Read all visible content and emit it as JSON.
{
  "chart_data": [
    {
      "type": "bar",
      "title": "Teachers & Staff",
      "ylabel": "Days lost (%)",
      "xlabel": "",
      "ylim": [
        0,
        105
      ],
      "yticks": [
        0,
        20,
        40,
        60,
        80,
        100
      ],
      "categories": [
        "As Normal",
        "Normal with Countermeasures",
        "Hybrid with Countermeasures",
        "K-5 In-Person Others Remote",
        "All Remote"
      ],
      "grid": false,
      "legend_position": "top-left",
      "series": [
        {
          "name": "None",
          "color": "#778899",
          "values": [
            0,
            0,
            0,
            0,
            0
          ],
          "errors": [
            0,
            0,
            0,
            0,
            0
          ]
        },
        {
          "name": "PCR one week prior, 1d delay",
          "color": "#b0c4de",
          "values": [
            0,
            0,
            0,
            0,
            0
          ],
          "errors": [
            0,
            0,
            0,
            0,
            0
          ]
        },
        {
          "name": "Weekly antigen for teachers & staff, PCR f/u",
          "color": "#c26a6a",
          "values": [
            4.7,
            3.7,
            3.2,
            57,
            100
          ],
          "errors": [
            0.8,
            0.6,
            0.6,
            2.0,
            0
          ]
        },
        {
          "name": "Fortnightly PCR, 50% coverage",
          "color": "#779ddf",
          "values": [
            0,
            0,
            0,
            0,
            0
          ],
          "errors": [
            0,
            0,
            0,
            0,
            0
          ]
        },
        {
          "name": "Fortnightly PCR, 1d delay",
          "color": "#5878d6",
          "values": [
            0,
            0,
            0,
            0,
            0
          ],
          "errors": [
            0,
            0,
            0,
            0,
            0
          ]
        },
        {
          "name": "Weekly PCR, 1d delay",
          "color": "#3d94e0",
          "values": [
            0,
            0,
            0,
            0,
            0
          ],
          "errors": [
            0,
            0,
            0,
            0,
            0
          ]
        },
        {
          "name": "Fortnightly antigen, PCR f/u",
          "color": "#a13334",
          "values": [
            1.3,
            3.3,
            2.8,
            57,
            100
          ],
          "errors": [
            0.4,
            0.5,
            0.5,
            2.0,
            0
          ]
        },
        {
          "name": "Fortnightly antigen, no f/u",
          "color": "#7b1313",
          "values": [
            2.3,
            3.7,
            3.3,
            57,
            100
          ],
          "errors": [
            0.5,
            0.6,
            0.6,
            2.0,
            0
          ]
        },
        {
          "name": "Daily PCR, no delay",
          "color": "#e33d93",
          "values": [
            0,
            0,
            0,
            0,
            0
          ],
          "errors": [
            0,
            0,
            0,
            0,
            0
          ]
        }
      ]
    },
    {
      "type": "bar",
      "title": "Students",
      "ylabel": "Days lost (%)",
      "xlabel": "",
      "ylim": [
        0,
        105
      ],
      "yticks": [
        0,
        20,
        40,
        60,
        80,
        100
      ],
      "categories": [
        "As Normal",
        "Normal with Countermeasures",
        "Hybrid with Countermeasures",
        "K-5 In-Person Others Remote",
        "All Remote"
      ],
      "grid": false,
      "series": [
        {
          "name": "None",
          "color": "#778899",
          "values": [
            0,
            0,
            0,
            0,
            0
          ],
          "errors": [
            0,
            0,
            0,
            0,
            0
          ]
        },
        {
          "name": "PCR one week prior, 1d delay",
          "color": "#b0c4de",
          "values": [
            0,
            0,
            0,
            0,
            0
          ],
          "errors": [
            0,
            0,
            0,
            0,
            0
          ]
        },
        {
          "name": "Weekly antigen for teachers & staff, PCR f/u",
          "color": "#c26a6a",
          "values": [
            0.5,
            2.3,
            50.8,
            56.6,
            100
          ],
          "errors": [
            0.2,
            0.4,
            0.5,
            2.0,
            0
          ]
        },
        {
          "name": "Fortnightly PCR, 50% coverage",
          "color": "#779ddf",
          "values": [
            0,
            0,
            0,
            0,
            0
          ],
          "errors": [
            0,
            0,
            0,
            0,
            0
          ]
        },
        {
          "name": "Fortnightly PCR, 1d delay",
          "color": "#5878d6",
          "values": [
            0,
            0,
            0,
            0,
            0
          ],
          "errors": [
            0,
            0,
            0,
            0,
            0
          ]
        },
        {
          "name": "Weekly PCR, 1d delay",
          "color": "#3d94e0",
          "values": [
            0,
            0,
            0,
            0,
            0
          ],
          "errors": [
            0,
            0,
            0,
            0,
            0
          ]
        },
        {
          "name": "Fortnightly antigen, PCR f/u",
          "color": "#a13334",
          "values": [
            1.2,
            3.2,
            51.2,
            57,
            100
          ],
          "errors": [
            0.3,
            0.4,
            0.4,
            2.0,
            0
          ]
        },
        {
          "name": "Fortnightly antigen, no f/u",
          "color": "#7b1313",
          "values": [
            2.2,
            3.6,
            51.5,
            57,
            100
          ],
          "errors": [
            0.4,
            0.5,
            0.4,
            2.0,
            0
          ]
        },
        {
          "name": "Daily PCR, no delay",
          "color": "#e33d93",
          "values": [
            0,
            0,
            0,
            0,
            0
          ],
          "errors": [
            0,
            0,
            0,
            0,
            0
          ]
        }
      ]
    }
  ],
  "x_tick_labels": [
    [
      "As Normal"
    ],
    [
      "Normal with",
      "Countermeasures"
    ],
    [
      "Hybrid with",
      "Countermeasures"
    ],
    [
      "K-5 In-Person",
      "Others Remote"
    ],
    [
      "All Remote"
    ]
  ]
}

◆ **Directive**:
Repeat the data exactly. Leave nothing out.

◆ **Full solution**:
Read all visible content and emit it as JSON.
{
  "chart_data": [
    {
      "type": "bar",
      "title": "Teachers & Staff",
      "ylabel": "Days lost (%)",
      "xlabel": "",
      "ylim": [
        0,
        105
      ],
      "yticks": [
        0,
        20,
        40,
        60,
        80,
        100
      ],
      "categories": [
        "As Normal",
        "Normal with Countermeasures",
        "Hybrid with Countermeasures",
        "K-5 In-Person Others Remote",
        "All Remote"
      ],
      "grid": false,
      "legend_position": "top-left",
      "series": [
        {
          "name": "None",
          "color": "#778899",
          "values": [
            0,
            0,
            0,
            0,
            0
          ],
          "errors": [
            0,
            0,
            0,
            0,
            0
          ]
        },
        {
          "name": "PCR one week prior, 1d delay",
          "color": "#b0c4de",
          "values": [
            0,
            0,
            0,
            0,
            0
          ],
          "errors": [
            0,
            0,
            0,
            0,
            0
          ]
        },
        {
          "name": "Weekly antigen for teachers & staff, PCR f/u",
          "color": "#c26a6a",
          "values": [
            4.7,
            3.7,
            3.2,
            57,
            100
          ],
          "errors": [
            0.8,
            0.6,
            0.6,
            2.0,
            0
          ]
        },
        {
          "name": "Fortnightly PCR, 50% coverage",
          "color": "#779ddf",
          "values": [
            0,
            0,
            0,
            0,
            0
          ],
          "errors": [
            0,
            0,
            0,
            0,
            0
          ]
        },
        {
          "name": "Fortnightly PCR, 1d delay",
          "color": "#5878d6",
          "values": [
            0,
            0,
            0,
            0,
            0
          ],
          "errors": [
            0,
            0,
            0,
            0,
            0
          ]
        },
        {
          "name": "Weekly PCR, 1d delay",
          "color": "#3d94e0",
          "values": [
            0,
            0,
            0,
            0,
            0
          ],
          "errors": [
            0,
            0,
            0,
            0,
            0
          ]
        },
        {
          "name": "Fortnightly antigen, PCR f/u",
          "color": "#a13334",
          "values": [
            1.3,
            3.3,
            2.8,
            57,
            100
          ],
          "errors": [
            0.4,
            0.5,
            0.5,
            2.0,
            0
          ]
        },
        {
          "name": "Fortnightly antigen, no f/u",
          "color": "#7b1313",
          "values": [
            2.3,
            3.7,
            3.3,
            57,
            100
          ],
          "errors": [
            0.5,
            0.6,
            0.6,
            2.0,
            0
          ]
        },
        {
          "name": "Daily PCR, no delay",
          "color": "#e33d93",
          "values": [
            0,
            0,
            0,
            0,
            0
          ],
          "errors": [
            0,
            0,
            0,
            0,
            0
          ]
        }
      ]
    },
    {
      "type": "bar",
      "title": "Students",
      "ylabel": "Days lost (%)",
      "xlabel": "",
      "ylim": [
        0,
        105
      ],
      "yticks": [
        0,
        20,
        40,
        60,
        80,
        100
      ],
      "categories": [
        "As Normal",
        "Normal with Countermeasures",
        "Hybrid with Countermeasures",
        "K-5 In-Person Others Remote",
        "All Remote"
      ],
      "grid": false,
      "series": [
        {
          "name": "None",
          "color": "#778899",
          "values": [
            0,
            0,
            0,
            0,
            0
          ],
          "errors": [
            0,
            0,
            0,
            0,
            0
          ]
        },
        {
          "name": "PCR one week prior, 1d delay",
          "color": "#b0c4de",
          "values": [
            0,
            0,
            0,
            0,
            0
          ],
          "errors": [
            0,
            0,
            0,
            0,
            0
          ]
        },
        {
          "name": "Weekly antigen for teachers & staff, PCR f/u",
          "color": "#c26a6a",
          "values": [
            0.5,
            2.3,
            50.8,
            56.6,
            100
          ],
          "errors": [
            0.2,
            0.4,
            0.5,
            2.0,
            0
          ]
        },
        {
          "name": "Fortnightly PCR, 50% coverage",
          "color": "#779ddf",
          "values": [
            0,
            0,
            0,
            0,
            0
          ],
          "errors": [
            0,
            0,
            0,
            0,
            0
          ]
        },
        {
          "name": "Fortnightly PCR, 1d delay",
          "color": "#5878d6",
          "values": [
            0,
            0,
            0,
            0,
            0
          ],
          "errors": [
            0,
            0,
            0,
            0,
            0
          ]
        },
        {
          "name": "Weekly PCR, 1d delay",
          "color": "#3d94e0",
          "values": [
            0,
            0,
            0,
            0,
            0
          ],
          "errors": [
            0,
            0,
            0,
            0,
            0
          ]
        },
        {
          "name": "Fortnightly antigen, PCR f/u",
          "color": "#a13334",
          "values": [
            1.2,
            3.2,
            51.2,
            57,
            100
          ],
          "errors": [
            0.3,
            0.4,
            0.4,
            2.0,
            0
          ]
        },
        {
          "name": "Fortnightly antigen, no f/u",
          "color": "#7b1313",
          "values": [
            2.2,
            3.6,
            51.5,
            57,
            100
          ],
          "errors": [
            0.4,
            0.5,
            0.4,
            2.0,
            0
          ]
        },
        {
          "name": "Daily PCR, no delay",
          "color": "#e33d93",
          "values": [
            0,
            0,
            0,
            0,
            0
          ],
          "errors": [
            0,
            0,
            0,
            0,
            0
          ]
        }
      ]
    }
  ],
  "x_tick_labels": [
    [
      "As Normal"
    ],
    [
      "Normal with",
      "Countermeasures"
    ],
    [
      "Hybrid with",
      "Countermeasures"
    ],
    [
      "K-5 In-Person",
      "Others Remote"
    ],
    [
      "All Remote"
    ]
  ]
}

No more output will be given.